▶ _PROBLEM DETAILS_
Collect every line below that contains the word "luận".
_____
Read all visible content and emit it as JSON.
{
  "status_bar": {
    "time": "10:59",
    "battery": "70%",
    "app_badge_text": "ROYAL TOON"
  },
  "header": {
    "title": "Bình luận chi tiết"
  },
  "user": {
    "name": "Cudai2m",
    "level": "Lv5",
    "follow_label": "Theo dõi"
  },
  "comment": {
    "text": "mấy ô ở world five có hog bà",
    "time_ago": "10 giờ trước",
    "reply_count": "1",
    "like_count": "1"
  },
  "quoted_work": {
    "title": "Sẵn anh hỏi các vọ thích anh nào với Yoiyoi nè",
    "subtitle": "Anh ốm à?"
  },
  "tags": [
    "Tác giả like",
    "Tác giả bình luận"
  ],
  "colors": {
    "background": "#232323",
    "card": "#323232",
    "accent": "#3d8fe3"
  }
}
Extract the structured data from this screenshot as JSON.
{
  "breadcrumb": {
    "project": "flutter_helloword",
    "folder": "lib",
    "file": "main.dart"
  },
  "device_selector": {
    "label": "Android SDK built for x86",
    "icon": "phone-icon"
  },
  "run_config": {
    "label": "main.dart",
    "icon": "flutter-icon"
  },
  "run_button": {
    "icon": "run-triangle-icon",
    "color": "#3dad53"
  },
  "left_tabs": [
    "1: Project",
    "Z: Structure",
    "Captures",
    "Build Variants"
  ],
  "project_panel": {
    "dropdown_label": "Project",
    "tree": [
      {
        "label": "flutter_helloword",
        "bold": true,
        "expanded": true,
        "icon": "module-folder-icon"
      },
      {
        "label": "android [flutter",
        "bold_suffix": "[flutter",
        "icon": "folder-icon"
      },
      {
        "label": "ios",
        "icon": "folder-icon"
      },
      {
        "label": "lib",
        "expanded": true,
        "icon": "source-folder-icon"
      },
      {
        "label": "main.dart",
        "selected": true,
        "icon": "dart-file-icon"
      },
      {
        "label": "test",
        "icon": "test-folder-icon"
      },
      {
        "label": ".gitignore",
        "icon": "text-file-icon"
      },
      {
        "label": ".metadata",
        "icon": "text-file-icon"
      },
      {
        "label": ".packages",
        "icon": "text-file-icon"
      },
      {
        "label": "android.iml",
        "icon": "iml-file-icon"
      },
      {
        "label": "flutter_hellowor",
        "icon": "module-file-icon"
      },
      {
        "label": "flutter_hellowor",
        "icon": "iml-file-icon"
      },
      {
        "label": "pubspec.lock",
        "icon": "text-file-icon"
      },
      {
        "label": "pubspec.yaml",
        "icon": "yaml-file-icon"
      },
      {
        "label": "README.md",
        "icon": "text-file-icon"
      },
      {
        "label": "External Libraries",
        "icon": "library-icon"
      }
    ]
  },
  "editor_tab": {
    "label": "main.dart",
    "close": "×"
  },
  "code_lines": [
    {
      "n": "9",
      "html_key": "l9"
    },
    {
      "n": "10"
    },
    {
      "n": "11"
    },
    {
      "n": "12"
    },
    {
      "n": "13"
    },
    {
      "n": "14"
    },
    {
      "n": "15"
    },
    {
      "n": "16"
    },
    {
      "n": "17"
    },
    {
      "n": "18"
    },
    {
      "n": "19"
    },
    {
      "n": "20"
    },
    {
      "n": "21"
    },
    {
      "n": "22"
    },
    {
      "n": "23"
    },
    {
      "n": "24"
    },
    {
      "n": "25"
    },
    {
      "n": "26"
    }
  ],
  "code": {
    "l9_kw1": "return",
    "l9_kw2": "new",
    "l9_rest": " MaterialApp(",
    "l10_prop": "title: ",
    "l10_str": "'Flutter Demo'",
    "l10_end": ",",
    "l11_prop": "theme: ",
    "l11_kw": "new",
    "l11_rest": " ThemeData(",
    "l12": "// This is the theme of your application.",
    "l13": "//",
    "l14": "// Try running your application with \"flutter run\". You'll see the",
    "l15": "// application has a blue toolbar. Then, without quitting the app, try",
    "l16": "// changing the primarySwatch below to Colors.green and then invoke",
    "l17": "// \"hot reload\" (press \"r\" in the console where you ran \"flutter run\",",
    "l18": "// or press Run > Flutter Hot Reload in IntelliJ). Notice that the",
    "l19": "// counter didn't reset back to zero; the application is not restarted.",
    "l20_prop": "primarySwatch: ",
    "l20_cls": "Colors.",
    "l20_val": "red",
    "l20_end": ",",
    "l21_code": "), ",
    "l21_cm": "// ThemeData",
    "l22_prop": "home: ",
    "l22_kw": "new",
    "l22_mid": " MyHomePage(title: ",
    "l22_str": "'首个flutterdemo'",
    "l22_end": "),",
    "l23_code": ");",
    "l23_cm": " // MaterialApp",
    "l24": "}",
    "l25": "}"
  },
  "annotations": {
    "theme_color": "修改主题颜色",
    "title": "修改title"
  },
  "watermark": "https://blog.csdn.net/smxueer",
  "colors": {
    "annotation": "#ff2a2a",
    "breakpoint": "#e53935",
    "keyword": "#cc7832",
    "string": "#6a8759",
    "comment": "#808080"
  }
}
_____
▶ _TASK SOLUTION_
    "title": "Bình luận chi tiết"
    "Tác giả bình luận"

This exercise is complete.